* start Given data *

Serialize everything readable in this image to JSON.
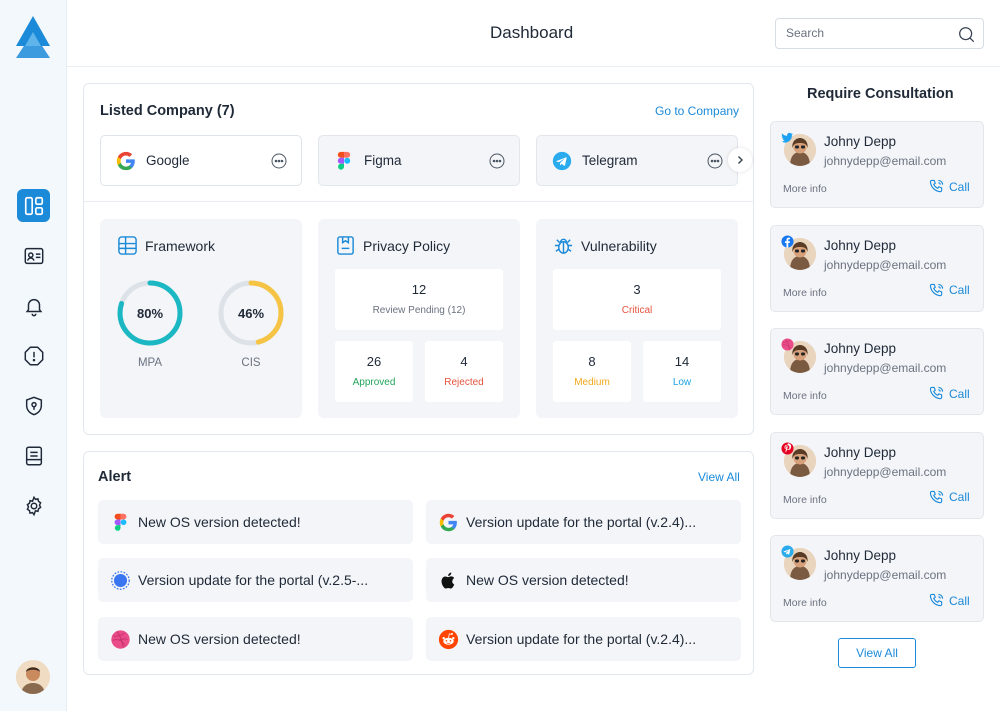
{
  "header": {
    "title": "Dashboard",
    "search_placeholder": "Search"
  },
  "sidebar": {
    "items": [
      {
        "name": "dashboard",
        "icon": "layout-grid-icon",
        "active": true
      },
      {
        "name": "contacts",
        "icon": "id-card-icon",
        "active": false
      },
      {
        "name": "notifications",
        "icon": "bell-icon",
        "active": false
      },
      {
        "name": "alerts",
        "icon": "alert-octagon-icon",
        "active": false
      },
      {
        "name": "security",
        "icon": "shield-pin-icon",
        "active": false
      },
      {
        "name": "documents",
        "icon": "document-icon",
        "active": false
      },
      {
        "name": "settings",
        "icon": "gear-icon",
        "active": false
      }
    ]
  },
  "listed": {
    "title": "Listed Company (7)",
    "link": "Go to Company",
    "companies": [
      {
        "name": "Google",
        "icon": "google-icon"
      },
      {
        "name": "Figma",
        "icon": "figma-icon"
      },
      {
        "name": "Telegram",
        "icon": "telegram-icon"
      }
    ]
  },
  "framework": {
    "title": "Framework",
    "mpa": {
      "value": "80%",
      "label": "MPA",
      "fraction": 0.8,
      "color": "#1bb8c4"
    },
    "cis": {
      "value": "46%",
      "label": "CIS",
      "fraction": 0.46,
      "color": "#f6c445"
    }
  },
  "privacy": {
    "title": "Privacy Policy",
    "pending": {
      "num": "12",
      "label": "Review Pending (12)"
    },
    "approved": {
      "num": "26",
      "label": "Approved",
      "color": "#22a55b"
    },
    "rejected": {
      "num": "4",
      "label": "Rejected",
      "color": "#e5533d"
    }
  },
  "vuln": {
    "title": "Vulnerability",
    "critical": {
      "num": "3",
      "label": "Critical",
      "color": "#e5533d"
    },
    "medium": {
      "num": "8",
      "label": "Medium",
      "color": "#f0a81c"
    },
    "low": {
      "num": "14",
      "label": "Low",
      "color": "#1ba3e3"
    }
  },
  "alert": {
    "title": "Alert",
    "link": "View All",
    "items": [
      {
        "text": "New OS version detected!",
        "icon": "figma-icon"
      },
      {
        "text": "Version update for the portal (v.2.4)...",
        "icon": "google-icon"
      },
      {
        "text": "Version update for the portal (v.2.5-...",
        "icon": "signal-icon"
      },
      {
        "text": "New OS version detected!",
        "icon": "apple-icon"
      },
      {
        "text": "New OS version detected!",
        "icon": "dribbble-icon"
      },
      {
        "text": "Version update for the portal (v.2.4)...",
        "icon": "reddit-icon"
      }
    ]
  },
  "consult": {
    "title": "Require Consultation",
    "view_all": "View All",
    "people": [
      {
        "name": "Johny Depp",
        "email": "johnydepp@email.com",
        "more": "More info",
        "call": "Call",
        "social": "twitter-icon"
      },
      {
        "name": "Johny Depp",
        "email": "johnydepp@email.com",
        "more": "More info",
        "call": "Call",
        "social": "facebook-icon"
      },
      {
        "name": "Johny Depp",
        "email": "johnydepp@email.com",
        "more": "More info",
        "call": "Call",
        "social": "dribbble-icon"
      },
      {
        "name": "Johny Depp",
        "email": "johnydepp@email.com",
        "more": "More info",
        "call": "Call",
        "social": "pinterest-icon"
      },
      {
        "name": "Johny Depp",
        "email": "johnydepp@email.com",
        "more": "More info",
        "call": "Call",
        "social": "telegram-icon"
      }
    ]
  }
}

* end Given data *

● Exercise brief
Leave out the pictures and copy every record above exactly.

● Final answer
Serialize everything readable in this image to JSON.
{
  "header": {
    "title": "Dashboard",
    "search_placeholder": "Search"
  },
  "sidebar": {
    "items": [
      {
        "name": "dashboard",
        "icon": "layout-grid-icon",
        "active": true
      },
      {
        "name": "contacts",
        "icon": "id-card-icon",
        "active": false
      },
      {
        "name": "notifications",
        "icon": "bell-icon",
        "active": false
      },
      {
        "name": "alerts",
        "icon": "alert-octagon-icon",
        "active": false
      },
      {
        "name": "security",
        "icon": "shield-pin-icon",
        "active": false
      },
      {
        "name": "documents",
        "icon": "document-icon",
        "active": false
      },
      {
        "name": "settings",
        "icon": "gear-icon",
        "active": false
      }
    ]
  },
  "listed": {
    "title": "Listed Company (7)",
    "link": "Go to Company",
    "companies": [
      {
        "name": "Google",
        "icon": "google-icon"
      },
      {
        "name": "Figma",
        "icon": "figma-icon"
      },
      {
        "name": "Telegram",
        "icon": "telegram-icon"
      }
    ]
  },
  "framework": {
    "title": "Framework",
    "mpa": {
      "value": "80%",
      "label": "MPA",
      "fraction": 0.8,
      "color": "#1bb8c4"
    },
    "cis": {
      "value": "46%",
      "label": "CIS",
      "fraction": 0.46,
      "color": "#f6c445"
    }
  },
  "privacy": {
    "title": "Privacy Policy",
    "pending": {
      "num": "12",
      "label": "Review Pending (12)"
    },
    "approved": {
      "num": "26",
      "label": "Approved",
      "color": "#22a55b"
    },
    "rejected": {
      "num": "4",
      "label": "Rejected",
      "color": "#e5533d"
    }
  },
  "vuln": {
    "title": "Vulnerability",
    "critical": {
      "num": "3",
      "label": "Critical",
      "color": "#e5533d"
    },
    "medium": {
      "num": "8",
      "label": "Medium",
      "color": "#f0a81c"
    },
    "low": {
      "num": "14",
      "label": "Low",
      "color": "#1ba3e3"
    }
  },
  "alert": {
    "title": "Alert",
    "link": "View All",
    "items": [
      {
        "text": "New OS version detected!",
        "icon": "figma-icon"
      },
      {
        "text": "Version update for the portal (v.2.4)...",
        "icon": "google-icon"
      },
      {
        "text": "Version update for the portal (v.2.5-...",
        "icon": "signal-icon"
      },
      {
        "text": "New OS version detected!",
        "icon": "apple-icon"
      },
      {
        "text": "New OS version detected!",
        "icon": "dribbble-icon"
      },
      {
        "text": "Version update for the portal (v.2.4)...",
        "icon": "reddit-icon"
      }
    ]
  },
  "consult": {
    "title": "Require Consultation",
    "view_all": "View All",
    "people": [
      {
        "name": "Johny Depp",
        "email": "johnydepp@email.com",
        "more": "More info",
        "call": "Call",
        "social": "twitter-icon"
      },
      {
        "name": "Johny Depp",
        "email": "johnydepp@email.com",
        "more": "More info",
        "call": "Call",
        "social": "facebook-icon"
      },
      {
        "name": "Johny Depp",
        "email": "johnydepp@email.com",
        "more": "More info",
        "call": "Call",
        "social": "dribbble-icon"
      },
      {
        "name": "Johny Depp",
        "email": "johnydepp@email.com",
        "more": "More info",
        "call": "Call",
        "social": "pinterest-icon"
      },
      {
        "name": "Johny Depp",
        "email": "johnydepp@email.com",
        "more": "More info",
        "call": "Call",
        "social": "telegram-icon"
      }
    ]
  }
}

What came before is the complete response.